- [Task statement] Lay out all of the lines below as a Markdown table with the columns Row and Line, numbering each row and leaving out blank lines.

- [Given records]

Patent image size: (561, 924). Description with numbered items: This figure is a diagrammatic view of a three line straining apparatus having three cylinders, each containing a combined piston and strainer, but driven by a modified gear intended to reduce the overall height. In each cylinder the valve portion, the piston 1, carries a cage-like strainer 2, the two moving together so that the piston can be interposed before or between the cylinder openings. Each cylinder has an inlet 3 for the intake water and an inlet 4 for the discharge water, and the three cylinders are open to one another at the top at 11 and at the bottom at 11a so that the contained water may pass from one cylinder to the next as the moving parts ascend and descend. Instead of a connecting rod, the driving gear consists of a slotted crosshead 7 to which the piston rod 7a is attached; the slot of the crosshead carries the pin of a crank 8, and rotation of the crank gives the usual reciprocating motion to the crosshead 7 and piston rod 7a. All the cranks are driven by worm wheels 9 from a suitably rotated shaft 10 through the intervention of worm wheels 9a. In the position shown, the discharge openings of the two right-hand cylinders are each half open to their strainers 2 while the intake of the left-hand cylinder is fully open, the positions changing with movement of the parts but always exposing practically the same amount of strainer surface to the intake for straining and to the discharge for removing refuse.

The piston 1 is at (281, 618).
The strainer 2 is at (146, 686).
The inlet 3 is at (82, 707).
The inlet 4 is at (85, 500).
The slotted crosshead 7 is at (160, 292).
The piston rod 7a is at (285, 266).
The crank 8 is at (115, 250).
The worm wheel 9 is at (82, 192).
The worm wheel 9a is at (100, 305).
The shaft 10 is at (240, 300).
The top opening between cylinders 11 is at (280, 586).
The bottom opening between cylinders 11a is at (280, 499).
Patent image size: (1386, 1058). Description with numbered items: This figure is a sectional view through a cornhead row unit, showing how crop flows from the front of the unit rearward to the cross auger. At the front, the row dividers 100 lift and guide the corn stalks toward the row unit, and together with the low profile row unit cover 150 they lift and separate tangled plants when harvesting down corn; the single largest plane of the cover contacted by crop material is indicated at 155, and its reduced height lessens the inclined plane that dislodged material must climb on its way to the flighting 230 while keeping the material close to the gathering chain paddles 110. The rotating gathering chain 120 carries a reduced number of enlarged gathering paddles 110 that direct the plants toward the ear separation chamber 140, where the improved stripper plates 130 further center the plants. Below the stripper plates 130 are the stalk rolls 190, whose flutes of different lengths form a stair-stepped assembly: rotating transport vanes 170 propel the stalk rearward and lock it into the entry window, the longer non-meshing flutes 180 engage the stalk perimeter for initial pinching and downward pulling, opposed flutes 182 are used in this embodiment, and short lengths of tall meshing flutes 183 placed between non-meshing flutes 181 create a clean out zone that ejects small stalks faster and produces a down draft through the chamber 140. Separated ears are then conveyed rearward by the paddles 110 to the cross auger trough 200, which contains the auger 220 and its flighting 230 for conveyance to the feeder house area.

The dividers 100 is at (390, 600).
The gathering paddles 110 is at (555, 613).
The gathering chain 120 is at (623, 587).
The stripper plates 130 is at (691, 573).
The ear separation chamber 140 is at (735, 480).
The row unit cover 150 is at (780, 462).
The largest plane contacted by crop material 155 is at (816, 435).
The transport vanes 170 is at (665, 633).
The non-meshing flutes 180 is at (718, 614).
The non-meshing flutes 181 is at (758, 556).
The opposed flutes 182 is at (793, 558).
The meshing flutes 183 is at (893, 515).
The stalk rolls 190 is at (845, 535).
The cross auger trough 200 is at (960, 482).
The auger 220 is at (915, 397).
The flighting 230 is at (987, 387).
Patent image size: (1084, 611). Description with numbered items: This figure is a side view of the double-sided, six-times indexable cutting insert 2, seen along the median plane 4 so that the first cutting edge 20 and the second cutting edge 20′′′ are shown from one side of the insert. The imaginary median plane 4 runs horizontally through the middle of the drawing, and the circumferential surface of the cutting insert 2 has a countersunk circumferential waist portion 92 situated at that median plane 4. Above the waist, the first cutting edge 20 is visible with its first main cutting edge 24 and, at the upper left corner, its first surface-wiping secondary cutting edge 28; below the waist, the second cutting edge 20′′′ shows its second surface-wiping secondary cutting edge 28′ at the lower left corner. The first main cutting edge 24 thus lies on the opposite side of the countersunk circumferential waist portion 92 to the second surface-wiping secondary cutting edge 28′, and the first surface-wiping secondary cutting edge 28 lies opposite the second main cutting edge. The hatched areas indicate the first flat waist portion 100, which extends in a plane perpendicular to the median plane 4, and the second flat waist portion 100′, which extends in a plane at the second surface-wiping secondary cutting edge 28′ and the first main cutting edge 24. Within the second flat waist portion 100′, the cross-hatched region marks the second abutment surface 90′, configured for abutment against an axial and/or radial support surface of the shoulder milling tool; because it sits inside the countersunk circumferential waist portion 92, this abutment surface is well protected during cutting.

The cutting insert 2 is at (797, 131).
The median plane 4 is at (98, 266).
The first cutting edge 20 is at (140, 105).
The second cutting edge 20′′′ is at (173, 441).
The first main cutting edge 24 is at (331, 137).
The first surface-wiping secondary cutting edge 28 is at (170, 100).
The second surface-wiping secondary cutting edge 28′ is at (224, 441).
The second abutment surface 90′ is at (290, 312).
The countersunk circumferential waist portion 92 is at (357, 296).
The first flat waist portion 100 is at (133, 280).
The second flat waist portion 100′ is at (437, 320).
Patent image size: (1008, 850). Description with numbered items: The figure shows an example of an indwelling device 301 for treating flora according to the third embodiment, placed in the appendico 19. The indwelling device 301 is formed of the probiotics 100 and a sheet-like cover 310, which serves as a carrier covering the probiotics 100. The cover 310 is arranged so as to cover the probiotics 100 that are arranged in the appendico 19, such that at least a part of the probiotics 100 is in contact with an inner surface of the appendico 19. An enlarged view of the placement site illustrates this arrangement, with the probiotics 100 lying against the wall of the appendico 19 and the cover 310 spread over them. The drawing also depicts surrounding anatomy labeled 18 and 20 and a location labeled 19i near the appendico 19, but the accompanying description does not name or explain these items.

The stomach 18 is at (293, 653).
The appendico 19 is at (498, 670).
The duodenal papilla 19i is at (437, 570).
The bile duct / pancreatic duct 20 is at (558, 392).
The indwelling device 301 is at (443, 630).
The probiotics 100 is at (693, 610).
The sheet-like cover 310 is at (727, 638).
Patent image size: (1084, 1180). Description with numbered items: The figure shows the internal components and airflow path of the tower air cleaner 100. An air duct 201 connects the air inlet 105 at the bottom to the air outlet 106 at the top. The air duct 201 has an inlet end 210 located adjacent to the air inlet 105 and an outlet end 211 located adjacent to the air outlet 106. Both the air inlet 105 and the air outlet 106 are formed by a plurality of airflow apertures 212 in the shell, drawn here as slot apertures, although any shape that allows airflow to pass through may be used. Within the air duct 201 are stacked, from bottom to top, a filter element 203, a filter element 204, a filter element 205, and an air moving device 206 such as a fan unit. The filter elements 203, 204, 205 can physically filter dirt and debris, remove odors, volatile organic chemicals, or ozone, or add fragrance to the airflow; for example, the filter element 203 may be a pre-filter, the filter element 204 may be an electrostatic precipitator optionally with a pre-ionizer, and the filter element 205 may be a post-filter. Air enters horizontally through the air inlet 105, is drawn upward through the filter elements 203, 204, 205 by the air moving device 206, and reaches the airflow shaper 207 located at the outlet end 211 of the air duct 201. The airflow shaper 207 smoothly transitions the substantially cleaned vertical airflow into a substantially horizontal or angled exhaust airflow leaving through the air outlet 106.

- [Result of the exercise]
| Row | Line |
|---|---|
| 1 | Patent image size: (561, 924). Description with numbered items: This figure is a diagrammatic view of a three line straining apparatus having three cylinders, each containing a combined piston and strainer, but driven by a modified gear intended to reduce the overall height. In each cylinder the valve portion, the piston 1, carries a cage-like strainer 2, the two moving together so that the piston can be interposed before or between the cylinder openings. Each cylinder has an inlet 3 for the intake water and an inlet 4 for the discharge water, and the three cylinders are open to one another at the top at 11 and at the bottom at 11a so that the contained water may pass from one cylinder to the next as the moving parts ascend and descend. Instead of a connecting rod, the driving gear consists of a slotted crosshead 7 to which the piston rod 7a is attached; the slot of the crosshead carries the pin of a crank 8, and rotation of the crank gives the usual reciprocating motion to the crosshead 7 and piston rod 7a. All the cranks are driven by worm wheels 9 from a suitably rotated shaft 10 through the intervention of worm wheels 9a. In the position shown, the discharge openings of the two right-hand cylinders are each half open to their strainers 2 while the intake of the left-hand cylinder is fully open, the positions changing with movement of the parts but always exposing practically the same amount of strainer surface to the intake for straining and to the discharge for removing refuse. |
| 2 | The piston 1 is at (281, 618). |
| 3 | The strainer 2 is at (146, 686). |
| 4 | The inlet 3 is at (82, 707). |
| 5 | The inlet 4 is at (85, 500). |
| 6 | The slotted crosshead 7 is at (160, 292). |
| 7 | The piston rod 7a is at (285, 266). |
| 8 | The crank 8 is at (115, 250). |
| 9 | The worm wheel 9 is at (82, 192). |
| 10 | The worm wheel 9a is at (100, 305). |
| 11 | The shaft 10 is at (240, 300). |
| 12 | The top opening between cylinders 11 is at (280, 586). |
| 13 | The bottom opening between cylinders 11a is at (280, 499). |
| 14 | Patent image size: (1386, 1058). Description with numbered items: This figure is a sectional view through a cornhead row unit, showing how crop flows from the front of the unit rearward to the cross auger. At the front, the row dividers 100 lift and guide the corn stalks toward the row unit, and together with the low profile row unit cover 150 they lift and separate tangled plants when harvesting down corn; the single largest plane of the cover contacted by crop material is indicated at 155, and its reduced height lessens the inclined plane that dislodged material must climb on its way to the flighting 230 while keeping the material close to the gathering chain paddles 110. The rotating gathering chain 120 carries a reduced number of enlarged gathering paddles 110 that direct the plants toward the ear separation chamber 140, where the improved stripper plates 130 further center the plants. Below the stripper plates 130 are the stalk rolls 190, whose flutes of different lengths form a stair-stepped assembly: rotating transport vanes 170 propel the stalk rearward and lock it into the entry window, the longer non-meshing flutes 180 engage the stalk perimeter for initial pinching and downward pulling, opposed flutes 182 are used in this embodiment, and short lengths of tall meshing flutes 183 placed between non-meshing flutes 181 create a clean out zone that ejects small stalks faster and produces a down draft through the chamber 140. Separated ears are then conveyed rearward by the paddles 110 to the cross auger trough 200, which contains the auger 220 and its flighting 230 for conveyance to the feeder house area. |
| 15 | The dividers 100 is at (390, 600). |
| 16 | The gathering paddles 110 is at (555, 613). |
| 17 | The gathering chain 120 is at (623, 587). |
| 18 | The stripper plates 130 is at (691, 573). |
| 19 | The ear separation chamber 140 is at (735, 480). |
| 20 | The row unit cover 150 is at (780, 462). |
| 21 | The largest plane contacted by crop material 155 is at (816, 435). |
| 22 | The transport vanes 170 is at (665, 633). |
| 23 | The non-meshing flutes 180 is at (718, 614). |
| 24 | The non-meshing flutes 181 is at (758, 556). |
| 25 | The opposed flutes 182 is at (793, 558). |
| 26 | The meshing flutes 183 is at (893, 515). |
| 27 | The stalk rolls 190 is at (845, 535). |
| 28 | The cross auger trough 200 is at (960, 482). |
| 29 | The auger 220 is at (915, 397). |
| 30 | The flighting 230 is at (987, 387). |
| 31 | Patent image size: (1084, 611). Description with numbered items: This figure is a side view of the double-sided, six-times indexable cutting insert 2, seen along the median plane 4 so that the first cutting edge 20 and the second cutting edge 20′′′ are shown from one side of the insert. The imaginary median plane 4 runs horizontally through the middle of the drawing, and the circumferential surface of the cutting insert 2 has a countersunk circumferential waist portion 92 situated at that median plane 4. Above the waist, the first cutting edge 20 is visible with its first main cutting edge 24 and, at the upper left corner, its first surface-wiping secondary cutting edge 28; below the waist, the second cutting edge 20′′′ shows its second surface-wiping secondary cutting edge 28′ at the lower left corner. The first main cutting edge 24 thus lies on the opposite side of the countersunk circumferential waist portion 92 to the second surface-wiping secondary cutting edge 28′, and the first surface-wiping secondary cutting edge 28 lies opposite the second main cutting edge. The hatched areas indicate the first flat waist portion 100, which extends in a plane perpendicular to the median plane 4, and the second flat waist portion 100′, which extends in a plane at the second surface-wiping secondary cutting edge 28′ and the first main cutting edge 24. Within the second flat waist portion 100′, the cross-hatched region marks the second abutment surface 90′, configured for abutment against an axial and/or radial support surface of the shoulder milling tool; because it sits inside the countersunk circumferential waist portion 92, this abutment surface is well protected during cutting. |
| 32 | The cutting insert 2 is at (797, 131). |
| 33 | The median plane 4 is at (98, 266). |
| 34 | The first cutting edge 20 is at (140, 105). |
| 35 | The second cutting edge 20′′′ is at (173, 441). |
| 36 | The first main cutting edge 24 is at (331, 137). |
| 37 | The first surface-wiping secondary cutting edge 28 is at (170, 100). |
| 38 | The second surface-wiping secondary cutting edge 28′ is at (224, 441). |
| 39 | The second abutment surface 90′ is at (290, 312). |
| 40 | The countersunk circumferential waist portion 92 is at (357, 296). |
| 41 | The first flat waist portion 100 is at (133, 280). |
| 42 | The second flat waist portion 100′ is at (437, 320). |
| 43 | Patent image size: (1008, 850). Description with numbered items: The figure shows an example of an indwelling device 301 for treating flora according to the third embodiment, placed in the appendico 19. The indwelling device 301 is formed of the probiotics 100 and a sheet-like cover 310, which serves as a carrier covering the probiotics 100. The cover 310 is arranged so as to cover the probiotics 100 that are arranged in the appendico 19, such that at least a part of the probiotics 100 is in contact with an inner surface of the appendico 19. An enlarged view of the placement site illustrates this arrangement, with the probiotics 100 lying against the wall of the appendico 19 and the cover 310 spread over them. The drawing also depicts surrounding anatomy labeled 18 and 20 and a location labeled 19i near the appendico 19, but the accompanying description does not name or explain these items. |
| 44 | The stomach 18 is at (293, 653). |
| 45 | The appendico 19 is at (498, 670). |
| 46 | The duodenal papilla 19i is at (437, 570). |
| 47 | The bile duct / pancreatic duct 20 is at (558, 392). |
| 48 | The indwelling device 301 is at (443, 630). |
| 49 | The probiotics 100 is at (693, 610). |
| 50 | The sheet-like cover 310 is at (727, 638). |
| 51 | Patent image size: (1084, 1180). Description with numbered items: The figure shows the internal components and airflow path of the tower air cleaner 100. An air duct 201 connects the air inlet 105 at the bottom to the air outlet 106 at the top. The air duct 201 has an inlet end 210 located adjacent to the air inlet 105 and an outlet end 211 located adjacent to the air outlet 106. Both the air inlet 105 and the air outlet 106 are formed by a plurality of airflow apertures 212 in the shell, drawn here as slot apertures, although any shape that allows airflow to pass through may be used. Within the air duct 201 are stacked, from bottom to top, a filter element 203, a filter element 204, a filter element 205, and an air moving device 206 such as a fan unit. The filter elements 203, 204, 205 can physically filter dirt and debris, remove odors, volatile organic chemicals, or ozone, or add fragrance to the airflow; for example, the filter element 203 may be a pre-filter, the filter element 204 may be an electrostatic precipitator optionally with a pre-ionizer, and the filter element 205 may be a post-filter. Air enters horizontally through the air inlet 105, is drawn upward through the filter elements 203, 204, 205 by the air moving device 206, and reaches the airflow shaper 207 located at the outlet end 211 of the air duct 201. The airflow shaper 207 smoothly transitions the substantially cleaned vertical airflow into a substantially horizontal or angled exhaust airflow leaving through the air outlet 106. |